**Text under study**
*** Block opens ***
Hi everyone, my name is Werdah Iqbal and I am entering my clinical and final year of veterinary school! I am thrilled to be participating in the 2019 Externship Blog project. Before I delve into the life a fourth-year student, I figured that a good starting point was to share my journey to veterinary school. My journey has been atypical to say the least, but I wouldn’t change a thing!
I was always passionate about science – from physics to biology, learning how things worked together to form complex biological systems kept me on my feet and wanting to learn more. My interest in science led me to complete an undergraduate degree in Biology at Queen’s University. I absolutely loved my time at Queen’s. I didn’t dread going to class, rather, I was excited to get to school and often used my spare time to learn more about topics I found interesting. Enjoying many of my classes was great but was also a little bit of a problem because I became interested in too many things; I could envision myself in too many professions. As each undergrad year went by, I hoped that I’d narrow down my many future career paths to just one and stick to it. But alas, that never ended up happening.
I had so many careers floating around in my head – should I be a conservation biologist, veterinarian, researcher or was there a career that I had completely missed? I figured that the best way to narrow down my search was to just choose something and start there. Accordingly, I began volunteering in labs and delving into the research realm. I wasn’t surprised to discover that I loved research and loved the way my brain worked while I was in the lab. I enjoyed it so much that I decided to complete a fourth-year thesis in molecular biology. I’d say my thesis was the turning point for my decision to complete a Master’s degree in Molecular Biology.
*** Block closes ***
**Exercise aim**
Continue the veterinary student's account of her path to veterinary school, starting after the sentence about her Master's degree in Molecular Biology.

(Document structure recognition data)
*** Block opens ***
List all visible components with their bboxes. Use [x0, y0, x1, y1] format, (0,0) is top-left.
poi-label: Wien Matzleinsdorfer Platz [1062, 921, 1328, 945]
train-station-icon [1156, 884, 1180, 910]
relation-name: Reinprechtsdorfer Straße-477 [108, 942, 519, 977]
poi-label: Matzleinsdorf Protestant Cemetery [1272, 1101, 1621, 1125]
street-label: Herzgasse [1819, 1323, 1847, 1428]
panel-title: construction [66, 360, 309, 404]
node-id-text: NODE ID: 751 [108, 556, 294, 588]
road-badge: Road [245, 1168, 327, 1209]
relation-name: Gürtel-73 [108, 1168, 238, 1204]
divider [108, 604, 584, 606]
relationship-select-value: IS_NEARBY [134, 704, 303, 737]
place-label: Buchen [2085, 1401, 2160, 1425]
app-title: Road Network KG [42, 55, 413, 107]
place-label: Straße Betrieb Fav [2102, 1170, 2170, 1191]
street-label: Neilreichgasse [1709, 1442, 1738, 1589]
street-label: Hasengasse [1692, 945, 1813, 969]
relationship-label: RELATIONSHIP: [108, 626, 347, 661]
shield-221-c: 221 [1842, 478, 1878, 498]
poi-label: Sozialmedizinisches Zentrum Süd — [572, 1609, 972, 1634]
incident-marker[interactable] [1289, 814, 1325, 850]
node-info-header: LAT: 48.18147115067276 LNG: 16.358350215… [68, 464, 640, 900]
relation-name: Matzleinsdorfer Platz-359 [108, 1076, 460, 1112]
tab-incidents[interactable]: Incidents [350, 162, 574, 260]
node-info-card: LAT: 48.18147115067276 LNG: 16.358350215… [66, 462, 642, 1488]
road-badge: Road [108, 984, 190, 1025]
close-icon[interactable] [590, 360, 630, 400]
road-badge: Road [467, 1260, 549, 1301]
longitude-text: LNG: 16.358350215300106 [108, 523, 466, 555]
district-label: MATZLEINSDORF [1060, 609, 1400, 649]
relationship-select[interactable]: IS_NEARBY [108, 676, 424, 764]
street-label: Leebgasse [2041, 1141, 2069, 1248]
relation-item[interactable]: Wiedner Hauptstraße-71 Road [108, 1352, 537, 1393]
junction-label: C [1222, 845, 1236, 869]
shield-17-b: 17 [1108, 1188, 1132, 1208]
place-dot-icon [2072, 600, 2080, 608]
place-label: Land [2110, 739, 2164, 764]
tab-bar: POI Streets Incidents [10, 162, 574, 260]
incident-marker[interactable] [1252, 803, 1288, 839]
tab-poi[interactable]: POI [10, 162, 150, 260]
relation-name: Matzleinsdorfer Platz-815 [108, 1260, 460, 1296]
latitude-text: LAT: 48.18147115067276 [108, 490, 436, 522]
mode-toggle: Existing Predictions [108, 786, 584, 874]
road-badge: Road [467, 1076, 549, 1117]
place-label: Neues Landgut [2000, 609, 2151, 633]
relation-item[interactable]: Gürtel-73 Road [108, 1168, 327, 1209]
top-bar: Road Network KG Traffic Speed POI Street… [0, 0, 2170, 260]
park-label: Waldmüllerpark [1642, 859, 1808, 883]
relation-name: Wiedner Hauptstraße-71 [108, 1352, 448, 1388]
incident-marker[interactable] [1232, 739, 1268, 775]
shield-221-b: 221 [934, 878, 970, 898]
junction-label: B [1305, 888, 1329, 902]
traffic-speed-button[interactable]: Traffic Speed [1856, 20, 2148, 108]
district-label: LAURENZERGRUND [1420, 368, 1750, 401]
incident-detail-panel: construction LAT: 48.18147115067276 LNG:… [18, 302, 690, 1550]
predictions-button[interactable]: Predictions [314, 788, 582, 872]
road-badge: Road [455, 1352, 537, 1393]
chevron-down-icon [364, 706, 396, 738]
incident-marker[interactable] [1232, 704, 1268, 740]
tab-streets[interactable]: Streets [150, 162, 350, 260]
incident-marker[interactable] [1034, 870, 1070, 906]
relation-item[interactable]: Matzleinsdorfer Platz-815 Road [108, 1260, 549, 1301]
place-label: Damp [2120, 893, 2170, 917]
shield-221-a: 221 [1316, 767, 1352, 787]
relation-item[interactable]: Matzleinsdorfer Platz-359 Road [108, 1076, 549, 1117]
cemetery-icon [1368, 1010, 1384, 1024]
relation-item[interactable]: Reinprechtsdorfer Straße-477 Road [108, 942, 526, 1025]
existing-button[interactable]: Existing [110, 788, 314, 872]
*** Block closes ***
**Written reply**
This is a good place to mention that veterinary school was always in the back of my mind even while pursuing other career options, but I wasn’t quite ready to take the plunge. All that changed however during the summer before starting my Masters. I completed an intensive two-month internship at a wildlife centre and that experience moved me in ways I’m not sure I’d ever be able to articulate. The wildlife centre showed me that there was a perfect profession for me: being a veterinarian. I realized that being a veterinarian would allow me to be an advocate and voice for animals. It would be a career that made me feel fulfilled; I was confident at that point that I found a career that was molded for me. Regardless of this incredible revelation, I had committed to starting my Masters and I wanted to see that through. My time in graduate school was great – I had supportive advisors, a challenging project and I enjoyed having a flexible schedule. While I liked graduate school, the itch to become a veterinarian grew stronger and stronger. Once I realized that being a veterinarian was my ultimate goal, I became focused on making that dream come true. I ended up applying to the Ontario Veterinary College halfway through my Master degree because I was nervous about applying and wanted to make my first attempt at an application. To my excitement, I had been accepted into the program! The decision to apply halfway through graduate school was a tough one but I had to decide what was best for me. I’ve been continuing and finishing my Masters even while in veterinary school and although that has been challenging to say the least, I would never change that decision as it enabled me to follow my dreams.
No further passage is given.